MATERIAL SUPPLIED start

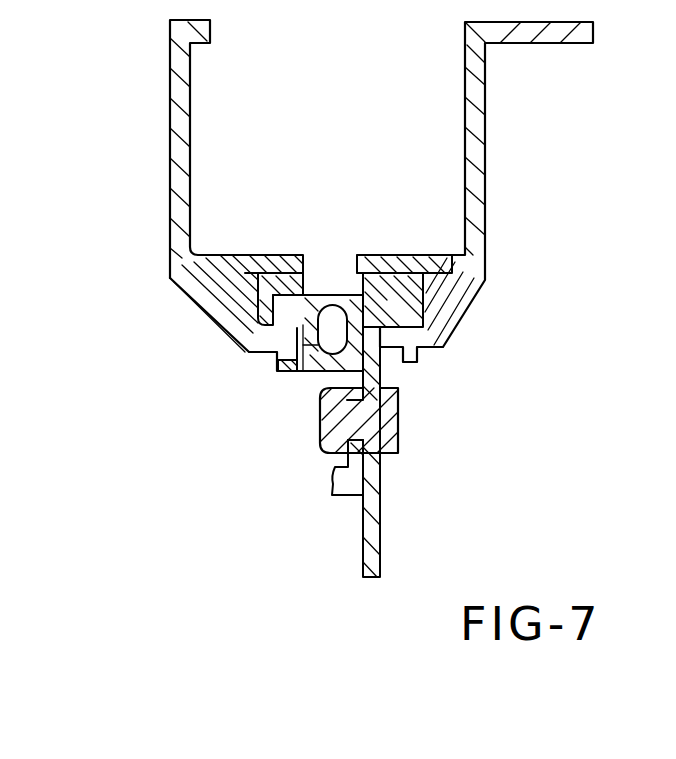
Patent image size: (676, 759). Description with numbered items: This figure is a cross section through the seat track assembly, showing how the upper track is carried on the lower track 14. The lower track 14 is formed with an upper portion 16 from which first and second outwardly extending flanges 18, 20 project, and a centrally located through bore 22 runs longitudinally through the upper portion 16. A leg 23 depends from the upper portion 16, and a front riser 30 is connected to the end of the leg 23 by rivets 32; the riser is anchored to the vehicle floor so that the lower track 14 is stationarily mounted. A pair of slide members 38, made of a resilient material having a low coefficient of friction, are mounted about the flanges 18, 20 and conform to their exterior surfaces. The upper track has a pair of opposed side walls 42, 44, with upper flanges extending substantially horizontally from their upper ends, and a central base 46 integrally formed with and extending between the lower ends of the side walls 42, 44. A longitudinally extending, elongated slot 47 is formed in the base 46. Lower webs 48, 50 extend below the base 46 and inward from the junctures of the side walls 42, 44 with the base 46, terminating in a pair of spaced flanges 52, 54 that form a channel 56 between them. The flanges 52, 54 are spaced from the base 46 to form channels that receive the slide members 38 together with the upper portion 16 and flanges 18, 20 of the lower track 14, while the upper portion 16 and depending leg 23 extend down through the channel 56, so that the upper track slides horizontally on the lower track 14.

The lower track 14 is at (311, 392).
The upper portion 16 is at (365, 377).
The first outwardly extending flange 18 is at (440, 297).
The second outwardly extending flange 20 is at (257, 298).
The through bore 22 is at (275, 358).
The leg 23 is at (336, 469).
The front riser 30 is at (376, 552).
The rivets 32 is at (392, 426).
The slide members 38 is at (242, 255).
The side wall 42 is at (172, 54).
The side wall 44 is at (468, 90).
The central base 46 is at (357, 255).
The elongated slot 47 is at (313, 258).
The lower web 48 is at (217, 320).
The lower web 50 is at (450, 318).
The flange 52 is at (302, 368).
The flange 54 is at (413, 355).
The channel 56 is at (303, 378).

MATERIAL SUPPLIED end

> [PROMPT]: Reproduce the listing above word for word, from its first line through the line that contains "The lower web 48 is at (217, 320).", with both ends included. Leave out the pictures.

> [COMPLETE RESPONSE]:
Patent image size: (676, 759). Description with numbered items: This figure is a cross section through the seat track assembly, showing how the upper track is carried on the lower track 14. The lower track 14 is formed with an upper portion 16 from which first and second outwardly extending flanges 18, 20 project, and a centrally located through bore 22 runs longitudinally through the upper portion 16. A leg 23 depends from the upper portion 16, and a front riser 30 is connected to the end of the leg 23 by rivets 32; the riser is anchored to the vehicle floor so that the lower track 14 is stationarily mounted. A pair of slide members 38, made of a resilient material having a low coefficient of friction, are mounted about the flanges 18, 20 and conform to their exterior surfaces. The upper track has a pair of opposed side walls 42, 44, with upper flanges extending substantially horizontally from their upper ends, and a central base 46 integrally formed with and extending between the lower ends of the side walls 42, 44. A longitudinally extending, elongated slot 47 is formed in the base 46. Lower webs 48, 50 extend below the base 46 and inward from the junctures of the side walls 42, 44 with the base 46, terminating in a pair of spaced flanges 52, 54 that form a channel 56 between them. The flanges 52, 54 are spaced from the base 46 to form channels that receive the slide members 38 together with the upper portion 16 and flanges 18, 20 of the lower track 14, while the upper portion 16 and depending leg 23 extend down through the channel 56, so that the upper track slides horizontally on the lower track 14.

The lower track 14 is at (311, 392).
The upper portion 16 is at (365, 377).
The first outwardly extending flange 18 is at (440, 297).
The second outwardly extending flange 20 is at (257, 298).
The through bore 22 is at (275, 358).
The leg 23 is at (336, 469).
The front riser 30 is at (376, 552).
The rivets 32 is at (392, 426).
The slide members 38 is at (242, 255).
The side wall 42 is at (172, 54).
The side wall 44 is at (468, 90).
The central base 46 is at (357, 255).
The elongated slot 47 is at (313, 258).
The lower web 48 is at (217, 320).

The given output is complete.